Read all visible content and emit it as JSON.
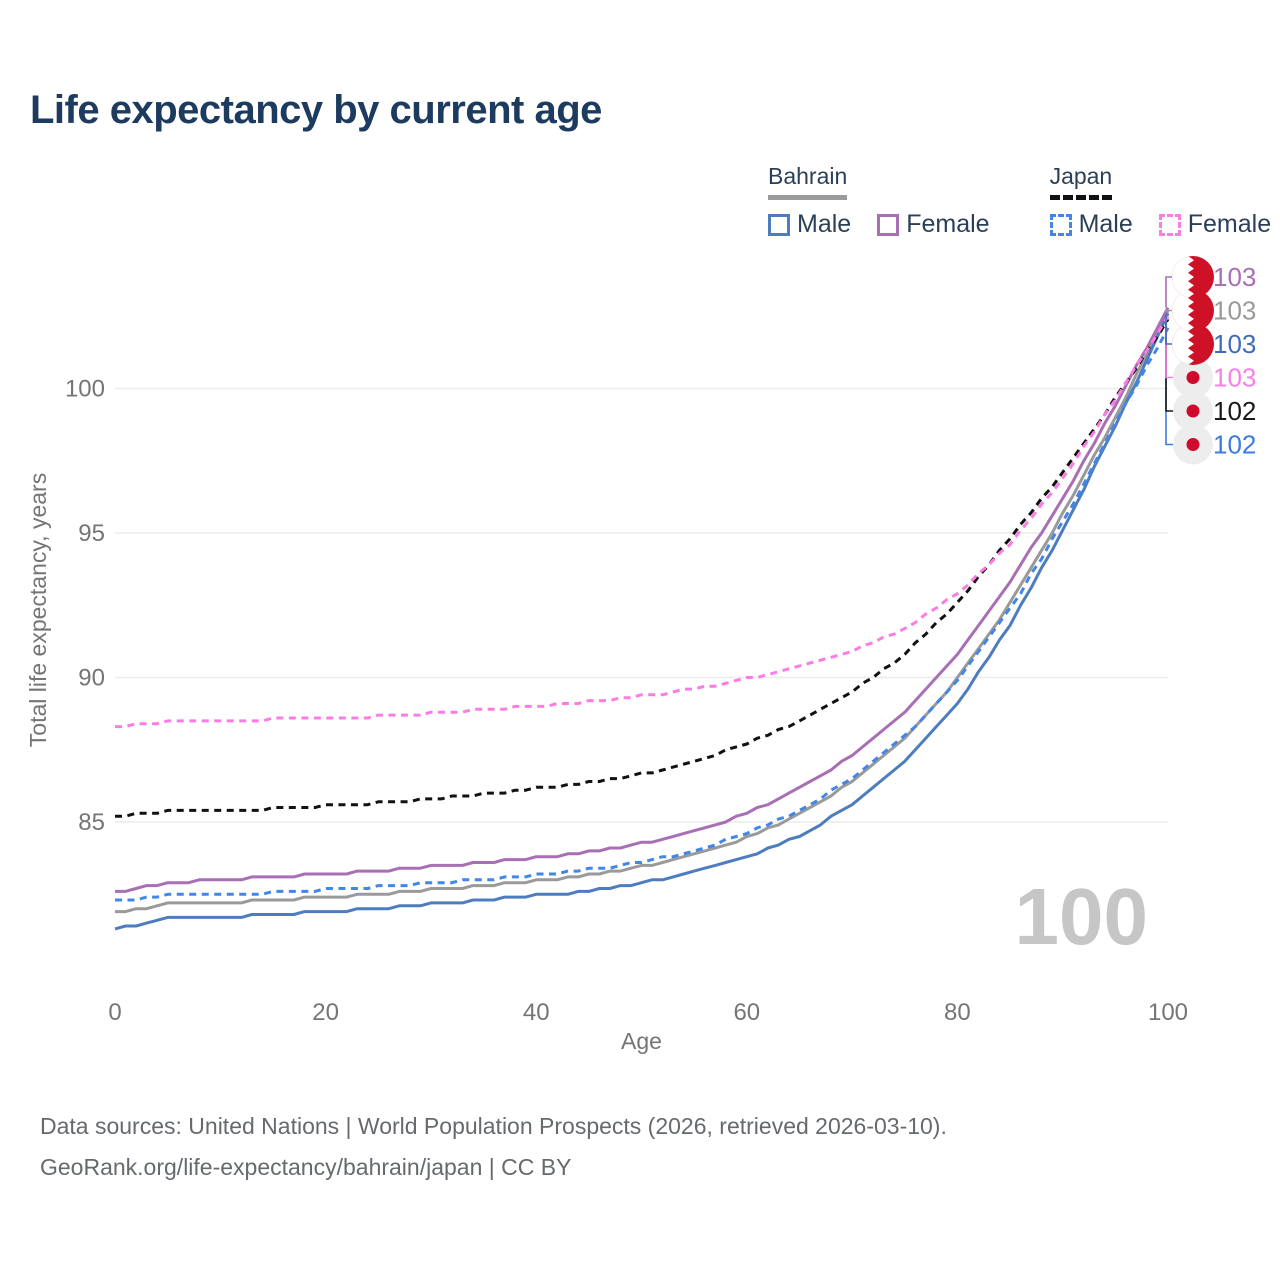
{
  "page": {
    "title": "Life expectancy by current age"
  },
  "legend": {
    "groups": [
      {
        "country": "Bahrain",
        "underline_style": "solid",
        "underline_color": "#9a9a9a",
        "items": [
          {
            "label": "Male",
            "swatch_color": "#4d7dbf",
            "dashed": false
          },
          {
            "label": "Female",
            "swatch_color": "#a86fb4",
            "dashed": false
          }
        ]
      },
      {
        "country": "Japan",
        "underline_style": "dashed",
        "underline_color": "#111111",
        "items": [
          {
            "label": "Male",
            "swatch_color": "#4286e8",
            "dashed": true
          },
          {
            "label": "Female",
            "swatch_color": "#fb7de4",
            "dashed": true
          }
        ]
      }
    ]
  },
  "chart_data": {
    "type": "line",
    "title": "Life expectancy by current age",
    "xlabel": "Age",
    "ylabel": "Total life expectancy, years",
    "x_ticks": [
      0,
      20,
      40,
      60,
      80,
      100
    ],
    "y_ticks": [
      85,
      90,
      95,
      100
    ],
    "xlim": [
      0,
      100
    ],
    "ylim": [
      81,
      103.5
    ],
    "grid": "horizontal",
    "age_watermark": "100",
    "anchor_ages": [
      0,
      5,
      10,
      15,
      20,
      25,
      30,
      35,
      40,
      45,
      50,
      55,
      60,
      65,
      70,
      75,
      80,
      85,
      90,
      95,
      100
    ],
    "series": [
      {
        "id": "bahrain_total",
        "name": "Bahrain (both sexes)",
        "country": "Bahrain",
        "sex": "Total",
        "color": "#9a9a9a",
        "dashed": false,
        "values": [
          81.85,
          82.15,
          82.2,
          82.3,
          82.4,
          82.5,
          82.65,
          82.8,
          82.95,
          83.15,
          83.45,
          83.85,
          84.45,
          85.25,
          86.4,
          87.9,
          89.95,
          92.55,
          95.65,
          99.0,
          102.65
        ]
      },
      {
        "id": "bahrain_female",
        "name": "Bahrain Female",
        "country": "Bahrain",
        "sex": "Female",
        "color": "#a86fb4",
        "dashed": false,
        "values": [
          82.55,
          82.9,
          83.0,
          83.1,
          83.2,
          83.3,
          83.45,
          83.6,
          83.75,
          83.95,
          84.25,
          84.65,
          85.3,
          86.15,
          87.3,
          88.8,
          90.8,
          93.3,
          96.2,
          99.4,
          102.8
        ]
      },
      {
        "id": "bahrain_male",
        "name": "Bahrain Male",
        "country": "Bahrain",
        "sex": "Male",
        "color": "#4d7dbf",
        "dashed": false,
        "values": [
          81.3,
          81.65,
          81.7,
          81.8,
          81.9,
          82.0,
          82.15,
          82.3,
          82.45,
          82.6,
          82.9,
          83.25,
          83.75,
          84.5,
          85.6,
          87.1,
          89.1,
          91.8,
          95.1,
          98.7,
          102.55
        ]
      },
      {
        "id": "japan_total",
        "name": "Japan (both sexes)",
        "country": "Japan",
        "sex": "Total",
        "color": "#111111",
        "dashed": true,
        "values": [
          85.2,
          85.35,
          85.4,
          85.45,
          85.55,
          85.65,
          85.8,
          85.95,
          86.15,
          86.35,
          86.65,
          87.1,
          87.7,
          88.5,
          89.5,
          90.8,
          92.6,
          94.8,
          97.1,
          99.65,
          102.35
        ]
      },
      {
        "id": "japan_female",
        "name": "Japan Female",
        "country": "Japan",
        "sex": "Female",
        "color": "#fb7de4",
        "dashed": true,
        "values": [
          88.3,
          88.45,
          88.5,
          88.55,
          88.6,
          88.65,
          88.75,
          88.9,
          89.0,
          89.15,
          89.35,
          89.6,
          89.95,
          90.4,
          90.9,
          91.7,
          92.9,
          94.6,
          96.9,
          99.6,
          102.5
        ]
      },
      {
        "id": "japan_male",
        "name": "Japan Male",
        "country": "Japan",
        "sex": "Male",
        "color": "#4286e8",
        "dashed": true,
        "values": [
          82.25,
          82.45,
          82.5,
          82.55,
          82.65,
          82.75,
          82.9,
          83.0,
          83.15,
          83.35,
          83.6,
          84.0,
          84.6,
          85.4,
          86.5,
          87.95,
          89.85,
          92.35,
          95.35,
          98.8,
          102.1
        ]
      }
    ],
    "end_labels": [
      {
        "text": "103",
        "color": "#a86fb4",
        "flag": "bahrain",
        "series": "bahrain_female"
      },
      {
        "text": "103",
        "color": "#9a9a9a",
        "flag": "bahrain",
        "series": "bahrain_total"
      },
      {
        "text": "103",
        "color": "#3f6db8",
        "flag": "bahrain",
        "series": "bahrain_male"
      },
      {
        "text": "103",
        "color": "#f97fe8",
        "flag": "japan",
        "series": "japan_female"
      },
      {
        "text": "102",
        "color": "#1a1a1a",
        "flag": "japan",
        "series": "japan_total"
      },
      {
        "text": "102",
        "color": "#3c7ce0",
        "flag": "japan",
        "series": "japan_male"
      }
    ]
  },
  "footer": {
    "line1": "Data sources: United Nations | World Population Prospects (2026, retrieved 2026-03-10).",
    "line2": "GeoRank.org/life-expectancy/bahrain/japan | CC BY"
  }
}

## What you are asked to do:
Copy everything in the records above except the pictures, exactly as written.

## Task response:
Read all visible content and emit it as JSON.
{
  "page": {
    "title": "Life expectancy by current age"
  },
  "legend": {
    "groups": [
      {
        "country": "Bahrain",
        "underline_style": "solid",
        "underline_color": "#9a9a9a",
        "items": [
          {
            "label": "Male",
            "swatch_color": "#4d7dbf",
            "dashed": false
          },
          {
            "label": "Female",
            "swatch_color": "#a86fb4",
            "dashed": false
          }
        ]
      },
      {
        "country": "Japan",
        "underline_style": "dashed",
        "underline_color": "#111111",
        "items": [
          {
            "label": "Male",
            "swatch_color": "#4286e8",
            "dashed": true
          },
          {
            "label": "Female",
            "swatch_color": "#fb7de4",
            "dashed": true
          }
        ]
      }
    ]
  },
  "chart_data": {
    "type": "line",
    "title": "Life expectancy by current age",
    "xlabel": "Age",
    "ylabel": "Total life expectancy, years",
    "x_ticks": [
      0,
      20,
      40,
      60,
      80,
      100
    ],
    "y_ticks": [
      85,
      90,
      95,
      100
    ],
    "xlim": [
      0,
      100
    ],
    "ylim": [
      81,
      103.5
    ],
    "grid": "horizontal",
    "age_watermark": "100",
    "anchor_ages": [
      0,
      5,
      10,
      15,
      20,
      25,
      30,
      35,
      40,
      45,
      50,
      55,
      60,
      65,
      70,
      75,
      80,
      85,
      90,
      95,
      100
    ],
    "series": [
      {
        "id": "bahrain_total",
        "name": "Bahrain (both sexes)",
        "country": "Bahrain",
        "sex": "Total",
        "color": "#9a9a9a",
        "dashed": false,
        "values": [
          81.85,
          82.15,
          82.2,
          82.3,
          82.4,
          82.5,
          82.65,
          82.8,
          82.95,
          83.15,
          83.45,
          83.85,
          84.45,
          85.25,
          86.4,
          87.9,
          89.95,
          92.55,
          95.65,
          99.0,
          102.65
        ]
      },
      {
        "id": "bahrain_female",
        "name": "Bahrain Female",
        "country": "Bahrain",
        "sex": "Female",
        "color": "#a86fb4",
        "dashed": false,
        "values": [
          82.55,
          82.9,
          83.0,
          83.1,
          83.2,
          83.3,
          83.45,
          83.6,
          83.75,
          83.95,
          84.25,
          84.65,
          85.3,
          86.15,
          87.3,
          88.8,
          90.8,
          93.3,
          96.2,
          99.4,
          102.8
        ]
      },
      {
        "id": "bahrain_male",
        "name": "Bahrain Male",
        "country": "Bahrain",
        "sex": "Male",
        "color": "#4d7dbf",
        "dashed": false,
        "values": [
          81.3,
          81.65,
          81.7,
          81.8,
          81.9,
          82.0,
          82.15,
          82.3,
          82.45,
          82.6,
          82.9,
          83.25,
          83.75,
          84.5,
          85.6,
          87.1,
          89.1,
          91.8,
          95.1,
          98.7,
          102.55
        ]
      },
      {
        "id": "japan_total",
        "name": "Japan (both sexes)",
        "country": "Japan",
        "sex": "Total",
        "color": "#111111",
        "dashed": true,
        "values": [
          85.2,
          85.35,
          85.4,
          85.45,
          85.55,
          85.65,
          85.8,
          85.95,
          86.15,
          86.35,
          86.65,
          87.1,
          87.7,
          88.5,
          89.5,
          90.8,
          92.6,
          94.8,
          97.1,
          99.65,
          102.35
        ]
      },
      {
        "id": "japan_female",
        "name": "Japan Female",
        "country": "Japan",
        "sex": "Female",
        "color": "#fb7de4",
        "dashed": true,
        "values": [
          88.3,
          88.45,
          88.5,
          88.55,
          88.6,
          88.65,
          88.75,
          88.9,
          89.0,
          89.15,
          89.35,
          89.6,
          89.95,
          90.4,
          90.9,
          91.7,
          92.9,
          94.6,
          96.9,
          99.6,
          102.5
        ]
      },
      {
        "id": "japan_male",
        "name": "Japan Male",
        "country": "Japan",
        "sex": "Male",
        "color": "#4286e8",
        "dashed": true,
        "values": [
          82.25,
          82.45,
          82.5,
          82.55,
          82.65,
          82.75,
          82.9,
          83.0,
          83.15,
          83.35,
          83.6,
          84.0,
          84.6,
          85.4,
          86.5,
          87.95,
          89.85,
          92.35,
          95.35,
          98.8,
          102.1
        ]
      }
    ],
    "end_labels": [
      {
        "text": "103",
        "color": "#a86fb4",
        "flag": "bahrain",
        "series": "bahrain_female"
      },
      {
        "text": "103",
        "color": "#9a9a9a",
        "flag": "bahrain",
        "series": "bahrain_total"
      },
      {
        "text": "103",
        "color": "#3f6db8",
        "flag": "bahrain",
        "series": "bahrain_male"
      },
      {
        "text": "103",
        "color": "#f97fe8",
        "flag": "japan",
        "series": "japan_female"
      },
      {
        "text": "102",
        "color": "#1a1a1a",
        "flag": "japan",
        "series": "japan_total"
      },
      {
        "text": "102",
        "color": "#3c7ce0",
        "flag": "japan",
        "series": "japan_male"
      }
    ]
  },
  "footer": {
    "line1": "Data sources: United Nations | World Population Prospects (2026, retrieved 2026-03-10).",
    "line2": "GeoRank.org/life-expectancy/bahrain/japan | CC BY"
  }
}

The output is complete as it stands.